What is asked:
Output every entry exactly as given.

Extracted data:
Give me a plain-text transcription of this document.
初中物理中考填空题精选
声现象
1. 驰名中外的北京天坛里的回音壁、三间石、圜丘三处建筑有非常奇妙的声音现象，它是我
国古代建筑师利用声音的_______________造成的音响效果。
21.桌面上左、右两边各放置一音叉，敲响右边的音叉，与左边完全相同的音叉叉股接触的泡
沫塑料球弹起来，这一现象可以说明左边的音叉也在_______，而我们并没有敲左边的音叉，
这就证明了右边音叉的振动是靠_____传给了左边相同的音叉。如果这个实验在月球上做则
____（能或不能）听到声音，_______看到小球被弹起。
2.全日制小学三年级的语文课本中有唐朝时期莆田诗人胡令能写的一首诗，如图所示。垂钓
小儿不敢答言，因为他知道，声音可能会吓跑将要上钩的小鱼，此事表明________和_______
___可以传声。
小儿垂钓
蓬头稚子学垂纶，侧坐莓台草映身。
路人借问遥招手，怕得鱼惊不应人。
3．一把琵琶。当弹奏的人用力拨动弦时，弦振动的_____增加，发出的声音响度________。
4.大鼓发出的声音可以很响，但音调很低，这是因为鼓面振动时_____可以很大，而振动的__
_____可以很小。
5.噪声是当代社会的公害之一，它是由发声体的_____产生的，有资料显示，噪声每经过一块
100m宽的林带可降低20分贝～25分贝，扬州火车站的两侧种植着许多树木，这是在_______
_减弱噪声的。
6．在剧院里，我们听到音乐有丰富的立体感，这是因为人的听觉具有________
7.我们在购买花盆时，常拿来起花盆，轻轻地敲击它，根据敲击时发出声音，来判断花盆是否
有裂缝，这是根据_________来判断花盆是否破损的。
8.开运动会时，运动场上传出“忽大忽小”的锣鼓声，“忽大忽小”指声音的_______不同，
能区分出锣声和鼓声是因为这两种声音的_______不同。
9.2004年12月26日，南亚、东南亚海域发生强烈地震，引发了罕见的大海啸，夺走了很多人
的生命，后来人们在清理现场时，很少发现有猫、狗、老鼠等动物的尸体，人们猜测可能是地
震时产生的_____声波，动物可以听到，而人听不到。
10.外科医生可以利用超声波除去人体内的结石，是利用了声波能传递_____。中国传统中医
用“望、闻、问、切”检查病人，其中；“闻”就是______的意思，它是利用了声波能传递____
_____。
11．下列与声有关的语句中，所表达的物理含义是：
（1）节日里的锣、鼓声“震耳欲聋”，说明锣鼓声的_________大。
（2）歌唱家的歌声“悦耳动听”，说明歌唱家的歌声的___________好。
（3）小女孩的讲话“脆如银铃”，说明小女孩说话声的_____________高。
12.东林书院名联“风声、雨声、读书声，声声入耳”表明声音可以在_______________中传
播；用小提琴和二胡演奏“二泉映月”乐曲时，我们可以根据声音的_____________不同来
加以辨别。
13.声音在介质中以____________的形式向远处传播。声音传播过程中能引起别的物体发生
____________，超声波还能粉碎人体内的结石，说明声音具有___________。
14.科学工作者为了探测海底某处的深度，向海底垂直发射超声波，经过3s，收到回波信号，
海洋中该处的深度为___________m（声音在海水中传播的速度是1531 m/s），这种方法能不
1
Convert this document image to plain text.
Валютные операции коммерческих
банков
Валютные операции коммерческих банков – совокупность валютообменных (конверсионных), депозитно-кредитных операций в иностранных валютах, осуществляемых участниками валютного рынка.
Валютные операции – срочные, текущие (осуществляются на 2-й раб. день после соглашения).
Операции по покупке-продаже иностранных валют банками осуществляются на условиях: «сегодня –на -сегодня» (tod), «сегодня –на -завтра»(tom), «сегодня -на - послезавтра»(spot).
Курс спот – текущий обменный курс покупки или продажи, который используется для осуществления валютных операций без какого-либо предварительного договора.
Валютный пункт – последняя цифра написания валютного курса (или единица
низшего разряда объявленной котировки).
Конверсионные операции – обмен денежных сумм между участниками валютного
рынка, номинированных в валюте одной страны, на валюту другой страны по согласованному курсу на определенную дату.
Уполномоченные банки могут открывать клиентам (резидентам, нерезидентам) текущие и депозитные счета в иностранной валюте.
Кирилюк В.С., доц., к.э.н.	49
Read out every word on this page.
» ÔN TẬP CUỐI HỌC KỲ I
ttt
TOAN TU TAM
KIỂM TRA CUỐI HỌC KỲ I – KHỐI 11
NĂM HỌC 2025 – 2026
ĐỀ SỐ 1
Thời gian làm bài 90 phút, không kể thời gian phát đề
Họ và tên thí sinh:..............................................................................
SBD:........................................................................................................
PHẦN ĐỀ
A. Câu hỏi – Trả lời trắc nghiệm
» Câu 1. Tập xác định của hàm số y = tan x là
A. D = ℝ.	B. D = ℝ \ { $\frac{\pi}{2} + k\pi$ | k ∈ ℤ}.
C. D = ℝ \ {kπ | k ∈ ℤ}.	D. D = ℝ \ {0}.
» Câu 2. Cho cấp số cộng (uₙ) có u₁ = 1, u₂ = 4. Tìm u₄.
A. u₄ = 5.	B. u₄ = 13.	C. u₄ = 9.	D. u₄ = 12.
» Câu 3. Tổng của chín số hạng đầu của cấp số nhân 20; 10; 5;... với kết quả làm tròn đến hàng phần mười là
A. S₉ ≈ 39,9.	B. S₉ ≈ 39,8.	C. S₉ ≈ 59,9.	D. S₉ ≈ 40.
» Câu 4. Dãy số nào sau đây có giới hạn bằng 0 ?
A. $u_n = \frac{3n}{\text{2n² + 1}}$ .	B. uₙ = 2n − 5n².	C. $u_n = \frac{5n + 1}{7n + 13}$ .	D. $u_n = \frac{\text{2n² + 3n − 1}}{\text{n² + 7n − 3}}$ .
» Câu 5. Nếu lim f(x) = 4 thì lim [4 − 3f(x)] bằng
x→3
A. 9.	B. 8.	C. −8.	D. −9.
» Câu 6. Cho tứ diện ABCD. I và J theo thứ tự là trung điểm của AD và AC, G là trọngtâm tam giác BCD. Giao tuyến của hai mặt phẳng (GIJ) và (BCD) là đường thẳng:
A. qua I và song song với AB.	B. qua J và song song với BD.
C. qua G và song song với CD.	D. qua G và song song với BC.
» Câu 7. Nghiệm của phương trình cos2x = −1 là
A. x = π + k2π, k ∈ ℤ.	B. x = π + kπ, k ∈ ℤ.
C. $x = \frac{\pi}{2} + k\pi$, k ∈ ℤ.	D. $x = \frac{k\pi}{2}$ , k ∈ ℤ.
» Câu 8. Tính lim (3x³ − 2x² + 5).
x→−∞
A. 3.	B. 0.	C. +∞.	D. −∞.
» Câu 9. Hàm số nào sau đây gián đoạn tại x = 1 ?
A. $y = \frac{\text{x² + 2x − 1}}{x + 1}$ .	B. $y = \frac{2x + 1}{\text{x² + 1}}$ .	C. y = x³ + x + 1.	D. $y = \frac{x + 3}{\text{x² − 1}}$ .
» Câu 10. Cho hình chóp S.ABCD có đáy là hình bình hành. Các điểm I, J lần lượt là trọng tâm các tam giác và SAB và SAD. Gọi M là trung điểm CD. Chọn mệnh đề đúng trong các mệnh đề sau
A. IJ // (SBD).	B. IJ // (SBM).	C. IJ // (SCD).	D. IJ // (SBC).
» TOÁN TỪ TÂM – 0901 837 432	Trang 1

Task output:
Give me a plain-text transcription of this document.
初中物理中考填空题精选
声现象
1. 驰名中外的北京天坛里的回音壁、三间石、圜丘三处建筑有非常奇妙的声音现象，它是我
国古代建筑师利用声音的_______________造成的音响效果。
21.桌面上左、右两边各放置一音叉，敲响右边的音叉，与左边完全相同的音叉叉股接触的泡
沫塑料球弹起来，这一现象可以说明左边的音叉也在_______，而我们并没有敲左边的音叉，
这就证明了右边音叉的振动是靠_____传给了左边相同的音叉。如果这个实验在月球上做则
____（能或不能）听到声音，_______看到小球被弹起。
2.全日制小学三年级的语文课本中有唐朝时期莆田诗人胡令能写的一首诗，如图所示。垂钓
小儿不敢答言，因为他知道，声音可能会吓跑将要上钩的小鱼，此事表明________和_______
___可以传声。
小儿垂钓
蓬头稚子学垂纶，侧坐莓台草映身。
路人借问遥招手，怕得鱼惊不应人。
3．一把琵琶。当弹奏的人用力拨动弦时，弦振动的_____增加，发出的声音响度________。
4.大鼓发出的声音可以很响，但音调很低，这是因为鼓面振动时_____可以很大，而振动的__
_____可以很小。
5.噪声是当代社会的公害之一，它是由发声体的_____产生的，有资料显示，噪声每经过一块
100m宽的林带可降低20分贝～25分贝，扬州火车站的两侧种植着许多树木，这是在_______
_减弱噪声的。
6．在剧院里，我们听到音乐有丰富的立体感，这是因为人的听觉具有________
7.我们在购买花盆时，常拿来起花盆，轻轻地敲击它，根据敲击时发出声音，来判断花盆是否
有裂缝，这是根据_________来判断花盆是否破损的。
8.开运动会时，运动场上传出“忽大忽小”的锣鼓声，“忽大忽小”指声音的_______不同，
能区分出锣声和鼓声是因为这两种声音的_______不同。
9.2004年12月26日，南亚、东南亚海域发生强烈地震，引发了罕见的大海啸，夺走了很多人
的生命，后来人们在清理现场时，很少发现有猫、狗、老鼠等动物的尸体，人们猜测可能是地
震时产生的_____声波，动物可以听到，而人听不到。
10.外科医生可以利用超声波除去人体内的结石，是利用了声波能传递_____。中国传统中医
用“望、闻、问、切”检查病人，其中；“闻”就是______的意思，它是利用了声波能传递____
_____。
11．下列与声有关的语句中，所表达的物理含义是：
（1）节日里的锣、鼓声“震耳欲聋”，说明锣鼓声的_________大。
（2）歌唱家的歌声“悦耳动听”，说明歌唱家的歌声的___________好。
（3）小女孩的讲话“脆如银铃”，说明小女孩说话声的_____________高。
12.东林书院名联“风声、雨声、读书声，声声入耳”表明声音可以在_______________中传
播；用小提琴和二胡演奏“二泉映月”乐曲时，我们可以根据声音的_____________不同来
加以辨别。
13.声音在介质中以____________的形式向远处传播。声音传播过程中能引起别的物体发生
____________，超声波还能粉碎人体内的结石，说明声音具有___________。
14.科学工作者为了探测海底某处的深度，向海底垂直发射超声波，经过3s，收到回波信号，
海洋中该处的深度为___________m（声音在海水中传播的速度是1531 m/s），这种方法能不
1
Convert this document image to plain text.
Валютные операции коммерческих
банков
Валютные операции коммерческих банков – совокупность валютообменных (конверсионных), депозитно-кредитных операций в иностранных валютах, осуществляемых участниками валютного рынка.
Валютные операции – срочные, текущие (осуществляются на 2-й раб. день после соглашения).
Операции по покупке-продаже иностранных валют банками осуществляются на условиях: «сегодня –на -сегодня» (tod), «сегодня –на -завтра»(tom), «сегодня -на - послезавтра»(spot).
Курс спот – текущий обменный курс покупки или продажи, который используется для осуществления валютных операций без какого-либо предварительного договора.
Валютный пункт – последняя цифра написания валютного курса (или единица
низшего разряда объявленной котировки).
Конверсионные операции – обмен денежных сумм между участниками валютного
рынка, номинированных в валюте одной страны, на валюту другой страны по согласованному курсу на определенную дату.
Уполномоченные банки могут открывать клиентам (резидентам, нерезидентам) текущие и депозитные счета в иностранной валюте.
Кирилюк В.С., доц., к.э.н.	49
Read out every word on this page.
» ÔN TẬP CUỐI HỌC KỲ I
ttt
TOAN TU TAM
KIỂM TRA CUỐI HỌC KỲ I – KHỐI 11
NĂM HỌC 2025 – 2026
ĐỀ SỐ 1
Thời gian làm bài 90 phút, không kể thời gian phát đề
Họ và tên thí sinh:..............................................................................
SBD:........................................................................................................
PHẦN ĐỀ
A. Câu hỏi – Trả lời trắc nghiệm
» Câu 1. Tập xác định của hàm số y = tan x là
A. D = ℝ.	B. D = ℝ \ { $\frac{\pi}{2} + k\pi$ | k ∈ ℤ}.
C. D = ℝ \ {kπ | k ∈ ℤ}.	D. D = ℝ \ {0}.
» Câu 2. Cho cấp số cộng (uₙ) có u₁ = 1, u₂ = 4. Tìm u₄.
A. u₄ = 5.	B. u₄ = 13.	C. u₄ = 9.	D. u₄ = 12.
» Câu 3. Tổng của chín số hạng đầu của cấp số nhân 20; 10; 5;... với kết quả làm tròn đến hàng phần mười là
A. S₉ ≈ 39,9.	B. S₉ ≈ 39,8.	C. S₉ ≈ 59,9.	D. S₉ ≈ 40.
» Câu 4. Dãy số nào sau đây có giới hạn bằng 0 ?
A. $u_n = \frac{3n}{\text{2n² + 1}}$ .	B. uₙ = 2n − 5n².	C. $u_n = \frac{5n + 1}{7n + 13}$ .	D. $u_n = \frac{\text{2n² + 3n − 1}}{\text{n² + 7n − 3}}$ .
» Câu 5. Nếu lim f(x) = 4 thì lim [4 − 3f(x)] bằng
x→3
A. 9.	B. 8.	C. −8.	D. −9.
» Câu 6. Cho tứ diện ABCD. I và J theo thứ tự là trung điểm của AD và AC, G là trọngtâm tam giác BCD. Giao tuyến của hai mặt phẳng (GIJ) và (BCD) là đường thẳng:
A. qua I và song song với AB.	B. qua J và song song với BD.
C. qua G và song song với CD.	D. qua G và song song với BC.
» Câu 7. Nghiệm của phương trình cos2x = −1 là
A. x = π + k2π, k ∈ ℤ.	B. x = π + kπ, k ∈ ℤ.
C. $x = \frac{\pi}{2} + k\pi$, k ∈ ℤ.	D. $x = \frac{k\pi}{2}$ , k ∈ ℤ.
» Câu 8. Tính lim (3x³ − 2x² + 5).
x→−∞
A. 3.	B. 0.	C. +∞.	D. −∞.
» Câu 9. Hàm số nào sau đây gián đoạn tại x = 1 ?
A. $y = \frac{\text{x² + 2x − 1}}{x + 1}$ .	B. $y = \frac{2x + 1}{\text{x² + 1}}$ .	C. y = x³ + x + 1.	D. $y = \frac{x + 3}{\text{x² − 1}}$ .
» Câu 10. Cho hình chóp S.ABCD có đáy là hình bình hành. Các điểm I, J lần lượt là trọng tâm các tam giác và SAB và SAD. Gọi M là trung điểm CD. Chọn mệnh đề đúng trong các mệnh đề sau
A. IJ // (SBD).	B. IJ // (SBM).	C. IJ // (SCD).	D. IJ // (SBC).
» TOÁN TỪ TÂM – 0901 837 432	Trang 1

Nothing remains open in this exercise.